* START Exercise materials *

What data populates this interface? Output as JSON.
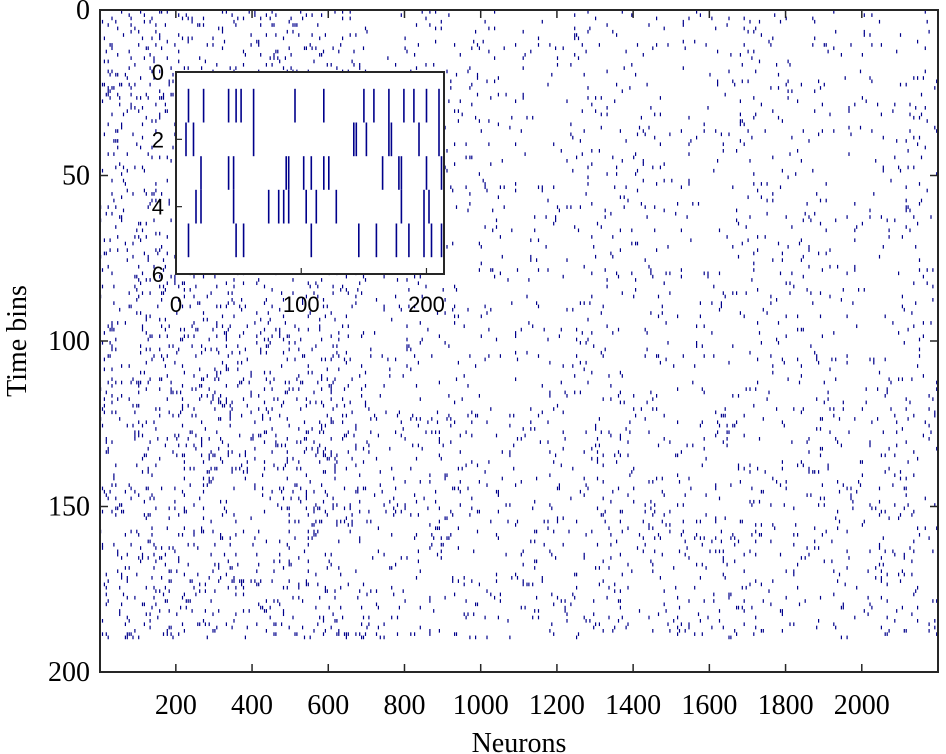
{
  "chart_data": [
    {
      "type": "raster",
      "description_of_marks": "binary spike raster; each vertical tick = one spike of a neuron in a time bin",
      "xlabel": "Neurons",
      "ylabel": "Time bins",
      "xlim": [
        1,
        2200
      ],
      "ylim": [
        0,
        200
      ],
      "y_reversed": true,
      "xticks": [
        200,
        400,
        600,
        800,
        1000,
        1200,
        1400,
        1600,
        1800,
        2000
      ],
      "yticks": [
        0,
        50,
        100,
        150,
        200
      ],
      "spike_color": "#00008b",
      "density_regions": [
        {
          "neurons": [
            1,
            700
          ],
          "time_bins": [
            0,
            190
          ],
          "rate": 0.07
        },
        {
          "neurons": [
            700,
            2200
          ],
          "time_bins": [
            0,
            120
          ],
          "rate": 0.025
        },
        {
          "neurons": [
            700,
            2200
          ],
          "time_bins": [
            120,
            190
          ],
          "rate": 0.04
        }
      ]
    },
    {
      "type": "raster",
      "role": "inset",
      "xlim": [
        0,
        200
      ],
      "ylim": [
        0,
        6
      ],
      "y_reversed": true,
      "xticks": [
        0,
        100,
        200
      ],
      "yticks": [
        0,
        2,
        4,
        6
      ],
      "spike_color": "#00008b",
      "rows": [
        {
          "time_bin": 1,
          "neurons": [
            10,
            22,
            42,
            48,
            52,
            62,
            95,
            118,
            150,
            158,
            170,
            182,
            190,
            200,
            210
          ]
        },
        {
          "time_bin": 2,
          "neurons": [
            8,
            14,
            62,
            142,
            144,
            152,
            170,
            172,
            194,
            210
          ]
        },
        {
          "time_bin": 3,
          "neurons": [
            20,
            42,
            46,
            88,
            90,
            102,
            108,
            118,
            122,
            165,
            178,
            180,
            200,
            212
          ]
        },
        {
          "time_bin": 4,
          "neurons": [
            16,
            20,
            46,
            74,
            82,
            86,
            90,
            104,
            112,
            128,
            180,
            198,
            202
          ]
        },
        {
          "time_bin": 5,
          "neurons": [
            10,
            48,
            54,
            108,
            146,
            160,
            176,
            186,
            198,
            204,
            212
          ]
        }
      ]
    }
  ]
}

* END Exercise materials *
* START Exercise materials *

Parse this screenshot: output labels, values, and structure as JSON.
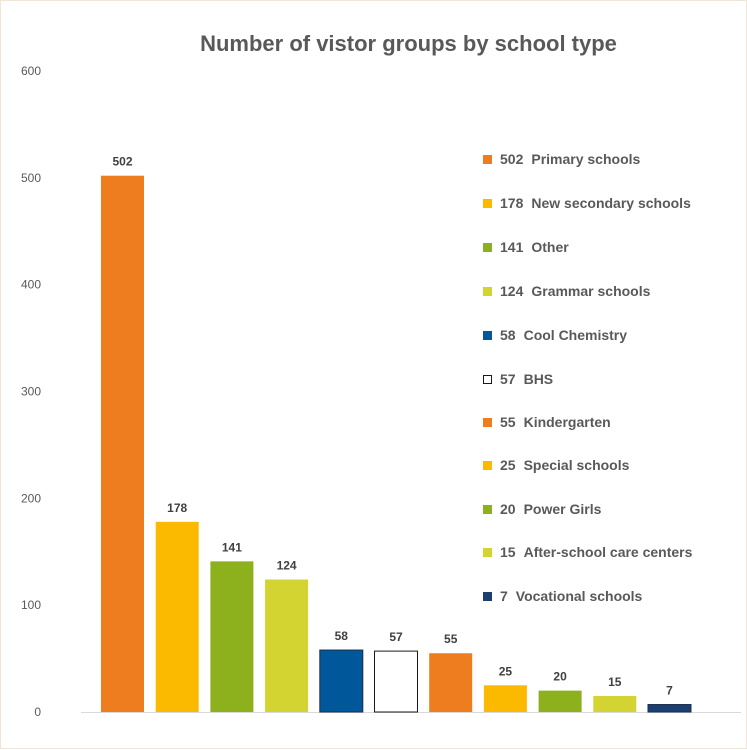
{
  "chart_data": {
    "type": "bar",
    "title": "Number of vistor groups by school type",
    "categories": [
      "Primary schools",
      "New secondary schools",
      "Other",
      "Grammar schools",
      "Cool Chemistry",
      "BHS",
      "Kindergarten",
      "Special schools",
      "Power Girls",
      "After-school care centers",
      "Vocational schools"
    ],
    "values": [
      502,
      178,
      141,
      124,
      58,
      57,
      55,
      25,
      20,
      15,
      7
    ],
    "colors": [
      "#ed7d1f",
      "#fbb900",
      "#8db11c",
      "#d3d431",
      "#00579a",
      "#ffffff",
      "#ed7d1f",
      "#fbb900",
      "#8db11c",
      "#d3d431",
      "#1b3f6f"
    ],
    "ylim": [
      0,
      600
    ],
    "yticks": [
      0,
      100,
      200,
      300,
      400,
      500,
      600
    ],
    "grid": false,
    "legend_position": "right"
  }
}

* END Exercise materials *
* START Exercise materials *

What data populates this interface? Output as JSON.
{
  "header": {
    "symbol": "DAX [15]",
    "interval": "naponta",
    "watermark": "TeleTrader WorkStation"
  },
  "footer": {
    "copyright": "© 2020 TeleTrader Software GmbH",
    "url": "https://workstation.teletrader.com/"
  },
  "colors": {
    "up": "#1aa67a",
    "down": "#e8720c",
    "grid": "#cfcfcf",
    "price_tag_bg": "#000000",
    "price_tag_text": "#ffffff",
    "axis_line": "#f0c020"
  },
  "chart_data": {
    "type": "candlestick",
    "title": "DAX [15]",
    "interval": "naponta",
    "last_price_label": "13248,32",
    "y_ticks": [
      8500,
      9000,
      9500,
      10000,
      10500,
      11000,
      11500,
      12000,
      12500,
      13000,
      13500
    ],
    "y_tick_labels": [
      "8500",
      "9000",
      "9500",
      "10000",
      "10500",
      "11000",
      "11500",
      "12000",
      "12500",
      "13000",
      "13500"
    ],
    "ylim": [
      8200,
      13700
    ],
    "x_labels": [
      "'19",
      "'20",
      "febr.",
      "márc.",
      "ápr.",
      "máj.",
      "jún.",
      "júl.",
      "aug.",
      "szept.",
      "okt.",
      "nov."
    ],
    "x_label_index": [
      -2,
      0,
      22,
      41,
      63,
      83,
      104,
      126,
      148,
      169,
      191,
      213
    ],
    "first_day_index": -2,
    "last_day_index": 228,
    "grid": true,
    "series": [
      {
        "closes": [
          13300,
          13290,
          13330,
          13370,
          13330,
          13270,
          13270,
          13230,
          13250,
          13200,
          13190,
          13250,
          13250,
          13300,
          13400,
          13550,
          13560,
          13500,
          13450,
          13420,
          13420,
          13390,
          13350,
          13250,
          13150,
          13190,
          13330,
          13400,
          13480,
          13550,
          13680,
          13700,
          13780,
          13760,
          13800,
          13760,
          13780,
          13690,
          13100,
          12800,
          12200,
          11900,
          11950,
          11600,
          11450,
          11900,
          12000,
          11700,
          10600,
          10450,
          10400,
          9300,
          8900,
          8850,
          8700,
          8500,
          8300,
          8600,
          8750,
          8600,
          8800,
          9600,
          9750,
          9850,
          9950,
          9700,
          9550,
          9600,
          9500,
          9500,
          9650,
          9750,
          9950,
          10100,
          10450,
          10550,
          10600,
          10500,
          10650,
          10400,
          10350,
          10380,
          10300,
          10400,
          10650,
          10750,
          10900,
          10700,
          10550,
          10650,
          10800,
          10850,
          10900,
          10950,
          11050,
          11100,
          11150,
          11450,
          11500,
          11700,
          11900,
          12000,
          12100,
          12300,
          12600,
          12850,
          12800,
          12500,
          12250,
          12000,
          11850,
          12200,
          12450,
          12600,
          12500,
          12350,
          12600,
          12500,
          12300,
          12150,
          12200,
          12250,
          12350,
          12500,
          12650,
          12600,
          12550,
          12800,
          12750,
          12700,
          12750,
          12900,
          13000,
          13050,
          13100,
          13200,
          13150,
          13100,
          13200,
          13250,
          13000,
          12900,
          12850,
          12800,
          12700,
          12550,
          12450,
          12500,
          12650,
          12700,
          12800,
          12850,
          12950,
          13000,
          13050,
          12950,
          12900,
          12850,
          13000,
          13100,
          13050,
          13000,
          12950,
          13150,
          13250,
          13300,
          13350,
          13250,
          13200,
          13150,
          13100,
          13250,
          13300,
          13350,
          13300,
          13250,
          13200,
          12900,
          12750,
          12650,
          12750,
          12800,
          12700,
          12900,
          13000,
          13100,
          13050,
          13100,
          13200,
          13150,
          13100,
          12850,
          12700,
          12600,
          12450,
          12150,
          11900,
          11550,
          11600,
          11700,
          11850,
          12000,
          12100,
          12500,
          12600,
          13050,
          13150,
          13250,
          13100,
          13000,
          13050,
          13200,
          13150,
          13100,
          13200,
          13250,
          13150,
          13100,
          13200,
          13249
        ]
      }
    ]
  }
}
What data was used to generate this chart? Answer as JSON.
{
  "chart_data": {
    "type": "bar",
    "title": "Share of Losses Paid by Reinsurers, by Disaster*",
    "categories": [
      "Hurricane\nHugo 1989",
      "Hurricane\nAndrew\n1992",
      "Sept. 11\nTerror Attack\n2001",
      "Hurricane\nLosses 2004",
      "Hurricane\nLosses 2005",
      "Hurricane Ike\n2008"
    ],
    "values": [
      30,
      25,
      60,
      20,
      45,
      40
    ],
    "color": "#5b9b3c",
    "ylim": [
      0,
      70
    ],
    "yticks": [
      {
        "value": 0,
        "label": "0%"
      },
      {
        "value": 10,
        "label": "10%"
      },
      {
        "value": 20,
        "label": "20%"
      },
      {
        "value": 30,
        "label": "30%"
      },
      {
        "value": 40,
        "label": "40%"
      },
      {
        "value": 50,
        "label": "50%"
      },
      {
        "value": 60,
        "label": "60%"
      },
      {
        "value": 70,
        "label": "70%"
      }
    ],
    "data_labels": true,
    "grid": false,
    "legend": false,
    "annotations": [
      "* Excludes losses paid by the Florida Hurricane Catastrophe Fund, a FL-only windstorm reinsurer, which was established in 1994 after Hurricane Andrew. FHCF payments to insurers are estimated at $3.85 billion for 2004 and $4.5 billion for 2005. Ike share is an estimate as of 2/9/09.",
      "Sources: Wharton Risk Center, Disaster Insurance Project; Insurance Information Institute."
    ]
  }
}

* END Exercise materials *

[Instruction]
Where a line holds "nLosses", copy it out.

[Right answer]
      "Hurricane\nLosses 2004",
      "Hurricane\nLosses 2005",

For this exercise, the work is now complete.